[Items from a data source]
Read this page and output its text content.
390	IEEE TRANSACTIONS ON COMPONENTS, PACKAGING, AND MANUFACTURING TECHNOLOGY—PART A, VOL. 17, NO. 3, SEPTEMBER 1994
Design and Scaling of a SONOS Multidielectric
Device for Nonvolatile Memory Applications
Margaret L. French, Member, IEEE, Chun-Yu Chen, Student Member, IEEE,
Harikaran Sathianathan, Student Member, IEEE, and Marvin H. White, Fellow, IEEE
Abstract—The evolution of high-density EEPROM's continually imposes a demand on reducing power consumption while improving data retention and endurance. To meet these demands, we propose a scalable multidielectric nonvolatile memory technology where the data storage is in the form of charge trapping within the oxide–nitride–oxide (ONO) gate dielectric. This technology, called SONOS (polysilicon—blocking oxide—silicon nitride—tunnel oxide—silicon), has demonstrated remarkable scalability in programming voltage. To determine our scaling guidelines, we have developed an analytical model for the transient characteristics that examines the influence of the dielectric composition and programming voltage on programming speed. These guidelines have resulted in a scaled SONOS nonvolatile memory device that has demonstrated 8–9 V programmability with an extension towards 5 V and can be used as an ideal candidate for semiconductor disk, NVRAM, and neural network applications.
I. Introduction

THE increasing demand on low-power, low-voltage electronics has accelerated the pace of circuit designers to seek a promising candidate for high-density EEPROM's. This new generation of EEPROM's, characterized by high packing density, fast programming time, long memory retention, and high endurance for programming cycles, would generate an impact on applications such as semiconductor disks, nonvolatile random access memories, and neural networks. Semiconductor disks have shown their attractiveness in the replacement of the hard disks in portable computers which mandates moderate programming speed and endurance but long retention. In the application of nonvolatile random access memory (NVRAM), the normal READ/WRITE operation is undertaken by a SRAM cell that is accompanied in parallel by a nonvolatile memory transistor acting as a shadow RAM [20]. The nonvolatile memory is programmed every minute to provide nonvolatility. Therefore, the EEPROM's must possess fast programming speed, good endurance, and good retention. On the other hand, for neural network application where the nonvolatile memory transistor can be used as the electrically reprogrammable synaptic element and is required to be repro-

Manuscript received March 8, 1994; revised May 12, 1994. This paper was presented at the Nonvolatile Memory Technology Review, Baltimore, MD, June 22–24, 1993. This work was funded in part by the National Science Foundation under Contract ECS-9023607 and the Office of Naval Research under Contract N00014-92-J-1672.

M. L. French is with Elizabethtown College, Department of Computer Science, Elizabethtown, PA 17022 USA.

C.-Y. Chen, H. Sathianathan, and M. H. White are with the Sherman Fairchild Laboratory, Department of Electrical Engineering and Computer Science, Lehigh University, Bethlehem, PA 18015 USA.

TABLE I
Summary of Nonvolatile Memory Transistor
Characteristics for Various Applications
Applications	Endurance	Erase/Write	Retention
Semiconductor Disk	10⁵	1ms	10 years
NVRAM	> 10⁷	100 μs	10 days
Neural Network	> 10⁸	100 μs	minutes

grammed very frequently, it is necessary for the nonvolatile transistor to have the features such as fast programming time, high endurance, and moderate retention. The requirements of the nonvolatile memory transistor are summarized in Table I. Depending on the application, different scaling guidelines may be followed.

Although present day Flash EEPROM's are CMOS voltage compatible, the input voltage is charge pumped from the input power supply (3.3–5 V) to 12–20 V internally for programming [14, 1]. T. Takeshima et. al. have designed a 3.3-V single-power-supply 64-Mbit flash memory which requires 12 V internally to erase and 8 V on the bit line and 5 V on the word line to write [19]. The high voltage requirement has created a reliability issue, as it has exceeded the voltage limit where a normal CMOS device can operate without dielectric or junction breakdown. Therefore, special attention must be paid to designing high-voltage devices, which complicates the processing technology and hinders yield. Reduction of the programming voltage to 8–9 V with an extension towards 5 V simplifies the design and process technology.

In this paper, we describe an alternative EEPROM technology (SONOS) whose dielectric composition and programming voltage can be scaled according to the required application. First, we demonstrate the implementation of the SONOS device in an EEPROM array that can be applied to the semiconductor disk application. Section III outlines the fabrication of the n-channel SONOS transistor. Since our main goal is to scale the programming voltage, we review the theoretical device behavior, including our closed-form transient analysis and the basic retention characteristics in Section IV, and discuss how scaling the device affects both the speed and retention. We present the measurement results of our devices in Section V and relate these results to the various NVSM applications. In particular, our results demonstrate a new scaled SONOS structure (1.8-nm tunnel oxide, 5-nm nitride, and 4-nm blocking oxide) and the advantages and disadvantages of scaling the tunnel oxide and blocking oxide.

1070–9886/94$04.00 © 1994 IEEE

▶ **Aim**
Pull out each line of the entries that contains "IEEE".

▶ **Solution to the exercise**
390	IEEE TRANSACTIONS ON COMPONENTS, PACKAGING, AND MANUFACTURING TECHNOLOGY—PART A, VOL. 17, NO. 3, SEPTEMBER 1994
Margaret L. French, Member, IEEE, Chun-Yu Chen, Student Member, IEEE,
Harikaran Sathianathan, Student Member, IEEE, and Marvin H. White, Fellow, IEEE
1070–9886/94$04.00 © 1994 IEEE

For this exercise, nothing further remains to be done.